→ **What the task requires**:
Copy out the lines of material from its first line through the line holding "divider <box>241 288 243 308</box>", including that line.

Element and region listings
** Start **

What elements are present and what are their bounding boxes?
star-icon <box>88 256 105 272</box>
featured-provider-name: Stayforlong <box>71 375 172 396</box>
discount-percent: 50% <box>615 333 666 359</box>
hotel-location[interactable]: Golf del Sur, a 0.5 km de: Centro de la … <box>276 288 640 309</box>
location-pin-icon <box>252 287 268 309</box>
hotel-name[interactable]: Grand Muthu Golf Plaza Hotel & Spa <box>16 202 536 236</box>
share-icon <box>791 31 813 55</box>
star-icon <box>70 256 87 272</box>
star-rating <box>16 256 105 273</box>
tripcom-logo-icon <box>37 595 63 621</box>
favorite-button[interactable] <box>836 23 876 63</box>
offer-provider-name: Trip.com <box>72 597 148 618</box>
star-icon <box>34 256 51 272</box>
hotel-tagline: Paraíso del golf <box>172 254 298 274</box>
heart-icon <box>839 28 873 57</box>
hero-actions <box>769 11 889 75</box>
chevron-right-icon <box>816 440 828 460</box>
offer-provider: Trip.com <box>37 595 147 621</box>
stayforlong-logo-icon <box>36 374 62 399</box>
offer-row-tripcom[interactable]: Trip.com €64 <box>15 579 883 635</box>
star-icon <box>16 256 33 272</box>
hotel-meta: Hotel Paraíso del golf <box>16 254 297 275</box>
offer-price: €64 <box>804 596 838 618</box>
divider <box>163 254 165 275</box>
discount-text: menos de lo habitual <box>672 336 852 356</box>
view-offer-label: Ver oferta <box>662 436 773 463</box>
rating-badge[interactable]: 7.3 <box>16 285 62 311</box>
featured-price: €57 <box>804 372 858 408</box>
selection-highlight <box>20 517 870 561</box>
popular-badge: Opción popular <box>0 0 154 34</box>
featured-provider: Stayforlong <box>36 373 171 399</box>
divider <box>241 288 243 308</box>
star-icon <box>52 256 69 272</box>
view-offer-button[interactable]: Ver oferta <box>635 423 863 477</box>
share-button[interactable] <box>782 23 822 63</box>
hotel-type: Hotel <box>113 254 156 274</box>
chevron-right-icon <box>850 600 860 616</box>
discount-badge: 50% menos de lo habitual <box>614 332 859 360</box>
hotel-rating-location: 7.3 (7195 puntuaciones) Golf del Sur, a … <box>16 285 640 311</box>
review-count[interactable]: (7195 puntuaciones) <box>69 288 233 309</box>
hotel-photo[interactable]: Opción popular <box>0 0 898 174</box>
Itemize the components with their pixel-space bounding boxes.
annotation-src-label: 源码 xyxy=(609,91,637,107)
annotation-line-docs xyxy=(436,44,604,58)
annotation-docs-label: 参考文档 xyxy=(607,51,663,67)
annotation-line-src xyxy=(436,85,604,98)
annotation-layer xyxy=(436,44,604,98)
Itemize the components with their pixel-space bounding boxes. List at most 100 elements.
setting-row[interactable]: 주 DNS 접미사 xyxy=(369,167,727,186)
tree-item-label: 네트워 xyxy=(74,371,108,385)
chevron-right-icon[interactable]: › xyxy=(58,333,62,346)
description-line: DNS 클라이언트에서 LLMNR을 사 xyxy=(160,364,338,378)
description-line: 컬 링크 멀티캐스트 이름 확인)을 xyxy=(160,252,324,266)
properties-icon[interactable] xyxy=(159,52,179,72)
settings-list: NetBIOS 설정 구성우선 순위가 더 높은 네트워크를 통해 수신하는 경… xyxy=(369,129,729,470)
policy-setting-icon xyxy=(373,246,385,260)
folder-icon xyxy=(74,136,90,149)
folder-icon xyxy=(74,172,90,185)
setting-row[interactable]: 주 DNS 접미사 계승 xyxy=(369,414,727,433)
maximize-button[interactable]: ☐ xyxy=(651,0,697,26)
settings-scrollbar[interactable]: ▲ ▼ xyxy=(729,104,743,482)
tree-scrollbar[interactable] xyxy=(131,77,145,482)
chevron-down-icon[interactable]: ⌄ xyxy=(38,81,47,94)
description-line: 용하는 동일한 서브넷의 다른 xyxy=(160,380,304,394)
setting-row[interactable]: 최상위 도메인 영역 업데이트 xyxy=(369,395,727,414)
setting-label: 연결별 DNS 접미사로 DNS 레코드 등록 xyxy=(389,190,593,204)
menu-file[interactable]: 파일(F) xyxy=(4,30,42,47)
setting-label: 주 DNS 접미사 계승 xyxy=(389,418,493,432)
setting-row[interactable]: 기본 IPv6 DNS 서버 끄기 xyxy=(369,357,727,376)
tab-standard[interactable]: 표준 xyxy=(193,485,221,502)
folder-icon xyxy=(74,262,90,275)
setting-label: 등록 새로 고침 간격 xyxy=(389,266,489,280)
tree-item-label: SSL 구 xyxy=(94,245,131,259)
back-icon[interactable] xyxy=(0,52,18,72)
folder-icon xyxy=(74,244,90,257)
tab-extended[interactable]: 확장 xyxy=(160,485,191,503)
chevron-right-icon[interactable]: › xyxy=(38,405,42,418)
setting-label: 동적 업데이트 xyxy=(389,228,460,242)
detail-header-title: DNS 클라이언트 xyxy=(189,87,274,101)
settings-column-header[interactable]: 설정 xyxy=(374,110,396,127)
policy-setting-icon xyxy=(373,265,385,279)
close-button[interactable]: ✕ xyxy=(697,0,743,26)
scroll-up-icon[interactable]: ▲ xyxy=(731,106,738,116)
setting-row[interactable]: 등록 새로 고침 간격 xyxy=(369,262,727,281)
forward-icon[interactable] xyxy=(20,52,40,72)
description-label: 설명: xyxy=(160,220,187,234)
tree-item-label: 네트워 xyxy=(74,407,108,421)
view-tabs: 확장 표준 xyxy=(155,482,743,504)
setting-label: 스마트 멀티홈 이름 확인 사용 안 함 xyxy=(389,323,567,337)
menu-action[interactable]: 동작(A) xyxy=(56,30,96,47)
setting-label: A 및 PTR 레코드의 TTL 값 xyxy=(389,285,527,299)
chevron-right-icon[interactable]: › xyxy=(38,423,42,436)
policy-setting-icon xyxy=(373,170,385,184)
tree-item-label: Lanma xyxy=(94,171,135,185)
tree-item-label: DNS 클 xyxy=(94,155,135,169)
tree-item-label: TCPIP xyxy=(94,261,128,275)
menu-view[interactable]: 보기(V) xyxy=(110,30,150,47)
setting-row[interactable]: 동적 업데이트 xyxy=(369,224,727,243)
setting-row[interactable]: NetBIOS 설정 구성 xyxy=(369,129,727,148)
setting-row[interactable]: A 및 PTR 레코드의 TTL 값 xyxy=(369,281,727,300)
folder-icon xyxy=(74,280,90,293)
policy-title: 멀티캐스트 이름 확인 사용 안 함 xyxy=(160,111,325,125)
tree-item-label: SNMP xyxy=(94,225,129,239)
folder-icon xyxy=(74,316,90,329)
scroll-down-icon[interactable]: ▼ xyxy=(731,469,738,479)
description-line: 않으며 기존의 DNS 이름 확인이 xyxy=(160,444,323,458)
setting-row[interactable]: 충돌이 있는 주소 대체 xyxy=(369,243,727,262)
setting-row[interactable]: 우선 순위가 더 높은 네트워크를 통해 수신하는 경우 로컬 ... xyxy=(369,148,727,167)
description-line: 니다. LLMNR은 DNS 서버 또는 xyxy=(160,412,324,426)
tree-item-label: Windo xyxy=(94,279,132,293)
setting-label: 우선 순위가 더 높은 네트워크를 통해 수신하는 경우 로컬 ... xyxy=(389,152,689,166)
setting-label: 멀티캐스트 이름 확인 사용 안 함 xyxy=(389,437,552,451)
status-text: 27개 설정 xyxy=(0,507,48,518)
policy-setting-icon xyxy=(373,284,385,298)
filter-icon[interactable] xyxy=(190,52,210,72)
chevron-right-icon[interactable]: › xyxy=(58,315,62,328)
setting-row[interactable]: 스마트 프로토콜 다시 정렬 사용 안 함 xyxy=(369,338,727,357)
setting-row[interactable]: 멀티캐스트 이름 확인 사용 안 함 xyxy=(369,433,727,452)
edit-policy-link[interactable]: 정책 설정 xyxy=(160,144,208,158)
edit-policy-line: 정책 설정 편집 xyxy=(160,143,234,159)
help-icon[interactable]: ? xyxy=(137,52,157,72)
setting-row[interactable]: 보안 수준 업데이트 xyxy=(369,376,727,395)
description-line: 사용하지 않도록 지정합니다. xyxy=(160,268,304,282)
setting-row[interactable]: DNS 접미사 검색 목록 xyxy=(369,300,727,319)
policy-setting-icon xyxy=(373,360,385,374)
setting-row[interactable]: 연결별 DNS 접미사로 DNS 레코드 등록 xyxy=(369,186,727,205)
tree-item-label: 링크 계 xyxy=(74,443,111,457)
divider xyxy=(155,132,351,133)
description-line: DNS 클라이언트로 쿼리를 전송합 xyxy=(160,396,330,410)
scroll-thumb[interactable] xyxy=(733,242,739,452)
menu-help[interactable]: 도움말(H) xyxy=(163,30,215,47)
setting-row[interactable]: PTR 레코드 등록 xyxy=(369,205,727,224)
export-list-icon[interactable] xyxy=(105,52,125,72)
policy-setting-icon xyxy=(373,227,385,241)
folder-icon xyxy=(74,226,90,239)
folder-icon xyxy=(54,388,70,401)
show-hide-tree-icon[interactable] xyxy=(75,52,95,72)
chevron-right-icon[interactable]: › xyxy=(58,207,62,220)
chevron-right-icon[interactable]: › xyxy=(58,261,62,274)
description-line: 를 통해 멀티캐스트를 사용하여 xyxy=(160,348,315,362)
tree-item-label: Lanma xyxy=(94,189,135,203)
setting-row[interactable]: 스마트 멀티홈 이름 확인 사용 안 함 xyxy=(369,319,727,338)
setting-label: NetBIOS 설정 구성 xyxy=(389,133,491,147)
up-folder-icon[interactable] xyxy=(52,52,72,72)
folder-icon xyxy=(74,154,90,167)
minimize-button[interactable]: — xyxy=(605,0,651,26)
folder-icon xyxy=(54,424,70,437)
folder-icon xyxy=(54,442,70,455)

** End **

→ **The solution**:
What elements are present and what are their bounding boxes?
star-icon <box>88 256 105 272</box>
featured-provider-name: Stayforlong <box>71 375 172 396</box>
discount-percent: 50% <box>615 333 666 359</box>
hotel-location[interactable]: Golf del Sur, a 0.5 km de: Centro de la … <box>276 288 640 309</box>
location-pin-icon <box>252 287 268 309</box>
hotel-name[interactable]: Grand Muthu Golf Plaza Hotel & Spa <box>16 202 536 236</box>
share-icon <box>791 31 813 55</box>
star-icon <box>70 256 87 272</box>
star-rating <box>16 256 105 273</box>
tripcom-logo-icon <box>37 595 63 621</box>
favorite-button[interactable] <box>836 23 876 63</box>
offer-provider-name: Trip.com <box>72 597 148 618</box>
star-icon <box>34 256 51 272</box>
hotel-tagline: Paraíso del golf <box>172 254 298 274</box>
heart-icon <box>839 28 873 57</box>
hero-actions <box>769 11 889 75</box>
chevron-right-icon <box>816 440 828 460</box>
offer-provider: Trip.com <box>37 595 147 621</box>
stayforlong-logo-icon <box>36 374 62 399</box>
offer-row-tripcom[interactable]: Trip.com €64 <box>15 579 883 635</box>
star-icon <box>16 256 33 272</box>
hotel-meta: Hotel Paraíso del golf <box>16 254 297 275</box>
offer-price: €64 <box>804 596 838 618</box>
divider <box>163 254 165 275</box>
discount-text: menos de lo habitual <box>672 336 852 356</box>
view-offer-label: Ver oferta <box>662 436 773 463</box>
rating-badge[interactable]: 7.3 <box>16 285 62 311</box>
featured-price: €57 <box>804 372 858 408</box>
selection-highlight <box>20 517 870 561</box>
popular-badge: Opción popular <box>0 0 154 34</box>
featured-provider: Stayforlong <box>36 373 171 399</box>
divider <box>241 288 243 308</box>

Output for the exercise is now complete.